- [Dataset content]:
--- start ---
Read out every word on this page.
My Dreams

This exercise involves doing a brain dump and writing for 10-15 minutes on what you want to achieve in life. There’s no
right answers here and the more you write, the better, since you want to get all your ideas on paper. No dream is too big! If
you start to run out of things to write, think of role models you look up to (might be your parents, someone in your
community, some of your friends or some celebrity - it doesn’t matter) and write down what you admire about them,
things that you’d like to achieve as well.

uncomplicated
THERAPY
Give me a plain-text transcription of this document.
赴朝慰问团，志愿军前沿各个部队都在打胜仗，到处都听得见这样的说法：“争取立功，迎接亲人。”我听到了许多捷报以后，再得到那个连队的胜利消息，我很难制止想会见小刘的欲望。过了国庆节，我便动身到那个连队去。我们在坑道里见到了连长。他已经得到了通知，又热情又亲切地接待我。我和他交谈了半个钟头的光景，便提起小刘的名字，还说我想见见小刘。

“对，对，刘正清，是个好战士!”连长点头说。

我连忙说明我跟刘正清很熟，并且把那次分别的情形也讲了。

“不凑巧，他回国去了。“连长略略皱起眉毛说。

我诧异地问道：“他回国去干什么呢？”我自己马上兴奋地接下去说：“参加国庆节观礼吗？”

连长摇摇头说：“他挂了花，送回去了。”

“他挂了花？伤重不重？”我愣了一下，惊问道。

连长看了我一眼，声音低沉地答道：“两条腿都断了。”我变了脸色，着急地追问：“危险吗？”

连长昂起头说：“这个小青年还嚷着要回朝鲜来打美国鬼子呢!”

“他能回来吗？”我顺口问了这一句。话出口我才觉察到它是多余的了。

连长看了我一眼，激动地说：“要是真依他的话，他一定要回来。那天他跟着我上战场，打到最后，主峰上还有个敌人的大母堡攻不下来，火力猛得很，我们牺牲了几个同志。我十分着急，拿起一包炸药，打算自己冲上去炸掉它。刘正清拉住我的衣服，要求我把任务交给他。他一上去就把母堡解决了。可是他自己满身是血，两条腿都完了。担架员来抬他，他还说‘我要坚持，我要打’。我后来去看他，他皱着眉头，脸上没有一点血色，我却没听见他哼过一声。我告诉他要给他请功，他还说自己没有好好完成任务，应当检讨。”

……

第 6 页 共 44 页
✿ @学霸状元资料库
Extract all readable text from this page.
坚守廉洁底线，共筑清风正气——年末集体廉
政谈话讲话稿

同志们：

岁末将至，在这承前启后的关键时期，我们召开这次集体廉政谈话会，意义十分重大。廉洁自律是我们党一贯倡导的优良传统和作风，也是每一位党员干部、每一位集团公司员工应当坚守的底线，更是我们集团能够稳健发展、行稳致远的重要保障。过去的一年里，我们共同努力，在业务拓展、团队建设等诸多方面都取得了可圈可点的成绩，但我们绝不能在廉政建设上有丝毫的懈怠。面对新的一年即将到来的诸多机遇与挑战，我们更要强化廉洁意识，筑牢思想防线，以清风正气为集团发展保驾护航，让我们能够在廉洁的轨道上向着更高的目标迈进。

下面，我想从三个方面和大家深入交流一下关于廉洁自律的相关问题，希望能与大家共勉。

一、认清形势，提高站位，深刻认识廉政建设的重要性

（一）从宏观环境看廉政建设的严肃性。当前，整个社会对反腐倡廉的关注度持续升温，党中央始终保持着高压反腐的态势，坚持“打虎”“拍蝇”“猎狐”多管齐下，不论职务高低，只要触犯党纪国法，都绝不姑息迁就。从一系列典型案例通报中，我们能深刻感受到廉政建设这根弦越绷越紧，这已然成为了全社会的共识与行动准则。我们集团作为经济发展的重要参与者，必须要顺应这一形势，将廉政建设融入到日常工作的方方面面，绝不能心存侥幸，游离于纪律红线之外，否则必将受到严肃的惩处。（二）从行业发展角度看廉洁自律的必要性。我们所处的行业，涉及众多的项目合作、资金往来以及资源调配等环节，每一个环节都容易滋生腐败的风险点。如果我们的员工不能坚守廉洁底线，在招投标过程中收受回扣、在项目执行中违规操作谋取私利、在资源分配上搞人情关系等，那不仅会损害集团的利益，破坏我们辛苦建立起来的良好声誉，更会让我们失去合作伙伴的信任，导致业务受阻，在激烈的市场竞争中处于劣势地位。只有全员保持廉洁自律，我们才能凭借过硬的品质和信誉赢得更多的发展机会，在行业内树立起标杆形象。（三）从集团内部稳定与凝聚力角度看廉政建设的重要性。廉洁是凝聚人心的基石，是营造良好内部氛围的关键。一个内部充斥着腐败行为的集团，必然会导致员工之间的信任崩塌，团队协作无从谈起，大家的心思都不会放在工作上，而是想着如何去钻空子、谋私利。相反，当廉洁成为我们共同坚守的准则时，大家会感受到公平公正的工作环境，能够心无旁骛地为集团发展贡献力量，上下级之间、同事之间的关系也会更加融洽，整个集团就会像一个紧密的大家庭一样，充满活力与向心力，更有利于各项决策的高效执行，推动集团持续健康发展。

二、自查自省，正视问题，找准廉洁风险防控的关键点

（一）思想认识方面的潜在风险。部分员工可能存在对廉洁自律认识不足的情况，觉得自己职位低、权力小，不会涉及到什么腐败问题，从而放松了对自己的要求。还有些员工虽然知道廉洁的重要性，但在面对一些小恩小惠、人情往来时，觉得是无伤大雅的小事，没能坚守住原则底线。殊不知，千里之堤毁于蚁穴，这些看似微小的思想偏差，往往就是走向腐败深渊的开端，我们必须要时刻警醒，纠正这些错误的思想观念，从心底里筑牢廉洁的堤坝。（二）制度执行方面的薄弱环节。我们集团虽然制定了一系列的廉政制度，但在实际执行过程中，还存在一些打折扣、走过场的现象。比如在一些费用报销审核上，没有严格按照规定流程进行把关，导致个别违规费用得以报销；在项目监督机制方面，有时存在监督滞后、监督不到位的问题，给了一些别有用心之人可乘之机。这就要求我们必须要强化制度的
--- end ---
- [Your goal]: From the preceding material, extract every line exactly.

- [Problem solution]:
Read out every word on this page.
My Dreams

This exercise involves doing a brain dump and writing for 10-15 minutes on what you want to achieve in life. There’s no
right answers here and the more you write, the better, since you want to get all your ideas on paper. No dream is too big! If
you start to run out of things to write, think of role models you look up to (might be your parents, someone in your
community, some of your friends or some celebrity - it doesn’t matter) and write down what you admire about them,
things that you’d like to achieve as well.

uncomplicated
THERAPY
Give me a plain-text transcription of this document.
赴朝慰问团，志愿军前沿各个部队都在打胜仗，到处都听得见这样的说法：“争取立功，迎接亲人。”我听到了许多捷报以后，再得到那个连队的胜利消息，我很难制止想会见小刘的欲望。过了国庆节，我便动身到那个连队去。我们在坑道里见到了连长。他已经得到了通知，又热情又亲切地接待我。我和他交谈了半个钟头的光景，便提起小刘的名字，还说我想见见小刘。

“对，对，刘正清，是个好战士!”连长点头说。

我连忙说明我跟刘正清很熟，并且把那次分别的情形也讲了。

“不凑巧，他回国去了。“连长略略皱起眉毛说。

我诧异地问道：“他回国去干什么呢？”我自己马上兴奋地接下去说：“参加国庆节观礼吗？”

连长摇摇头说：“他挂了花，送回去了。”

“他挂了花？伤重不重？”我愣了一下，惊问道。

连长看了我一眼，声音低沉地答道：“两条腿都断了。”我变了脸色，着急地追问：“危险吗？”

连长昂起头说：“这个小青年还嚷着要回朝鲜来打美国鬼子呢!”

“他能回来吗？”我顺口问了这一句。话出口我才觉察到它是多余的了。

连长看了我一眼，激动地说：“要是真依他的话，他一定要回来。那天他跟着我上战场，打到最后，主峰上还有个敌人的大母堡攻不下来，火力猛得很，我们牺牲了几个同志。我十分着急，拿起一包炸药，打算自己冲上去炸掉它。刘正清拉住我的衣服，要求我把任务交给他。他一上去就把母堡解决了。可是他自己满身是血，两条腿都完了。担架员来抬他，他还说‘我要坚持，我要打’。我后来去看他，他皱着眉头，脸上没有一点血色，我却没听见他哼过一声。我告诉他要给他请功，他还说自己没有好好完成任务，应当检讨。”

……

第 6 页 共 44 页
✿ @学霸状元资料库
Extract all readable text from this page.
坚守廉洁底线，共筑清风正气——年末集体廉
政谈话讲话稿

同志们：

岁末将至，在这承前启后的关键时期，我们召开这次集体廉政谈话会，意义十分重大。廉洁自律是我们党一贯倡导的优良传统和作风，也是每一位党员干部、每一位集团公司员工应当坚守的底线，更是我们集团能够稳健发展、行稳致远的重要保障。过去的一年里，我们共同努力，在业务拓展、团队建设等诸多方面都取得了可圈可点的成绩，但我们绝不能在廉政建设上有丝毫的懈怠。面对新的一年即将到来的诸多机遇与挑战，我们更要强化廉洁意识，筑牢思想防线，以清风正气为集团发展保驾护航，让我们能够在廉洁的轨道上向着更高的目标迈进。

下面，我想从三个方面和大家深入交流一下关于廉洁自律的相关问题，希望能与大家共勉。

一、认清形势，提高站位，深刻认识廉政建设的重要性

（一）从宏观环境看廉政建设的严肃性。当前，整个社会对反腐倡廉的关注度持续升温，党中央始终保持着高压反腐的态势，坚持“打虎”“拍蝇”“猎狐”多管齐下，不论职务高低，只要触犯党纪国法，都绝不姑息迁就。从一系列典型案例通报中，我们能深刻感受到廉政建设这根弦越绷越紧，这已然成为了全社会的共识与行动准则。我们集团作为经济发展的重要参与者，必须要顺应这一形势，将廉政建设融入到日常工作的方方面面，绝不能心存侥幸，游离于纪律红线之外，否则必将受到严肃的惩处。（二）从行业发展角度看廉洁自律的必要性。我们所处的行业，涉及众多的项目合作、资金往来以及资源调配等环节，每一个环节都容易滋生腐败的风险点。如果我们的员工不能坚守廉洁底线，在招投标过程中收受回扣、在项目执行中违规操作谋取私利、在资源分配上搞人情关系等，那不仅会损害集团的利益，破坏我们辛苦建立起来的良好声誉，更会让我们失去合作伙伴的信任，导致业务受阻，在激烈的市场竞争中处于劣势地位。只有全员保持廉洁自律，我们才能凭借过硬的品质和信誉赢得更多的发展机会，在行业内树立起标杆形象。（三）从集团内部稳定与凝聚力角度看廉政建设的重要性。廉洁是凝聚人心的基石，是营造良好内部氛围的关键。一个内部充斥着腐败行为的集团，必然会导致员工之间的信任崩塌，团队协作无从谈起，大家的心思都不会放在工作上，而是想着如何去钻空子、谋私利。相反，当廉洁成为我们共同坚守的准则时，大家会感受到公平公正的工作环境，能够心无旁骛地为集团发展贡献力量，上下级之间、同事之间的关系也会更加融洽，整个集团就会像一个紧密的大家庭一样，充满活力与向心力，更有利于各项决策的高效执行，推动集团持续健康发展。

二、自查自省，正视问题，找准廉洁风险防控的关键点

（一）思想认识方面的潜在风险。部分员工可能存在对廉洁自律认识不足的情况，觉得自己职位低、权力小，不会涉及到什么腐败问题，从而放松了对自己的要求。还有些员工虽然知道廉洁的重要性，但在面对一些小恩小惠、人情往来时，觉得是无伤大雅的小事，没能坚守住原则底线。殊不知，千里之堤毁于蚁穴，这些看似微小的思想偏差，往往就是走向腐败深渊的开端，我们必须要时刻警醒，纠正这些错误的思想观念，从心底里筑牢廉洁的堤坝。（二）制度执行方面的薄弱环节。我们集团虽然制定了一系列的廉政制度，但在实际执行过程中，还存在一些打折扣、走过场的现象。比如在一些费用报销审核上，没有严格按照规定流程进行把关，导致个别违规费用得以报销；在项目监督机制方面，有时存在监督滞后、监督不到位的问题，给了一些别有用心之人可乘之机。这就要求我们必须要强化制度的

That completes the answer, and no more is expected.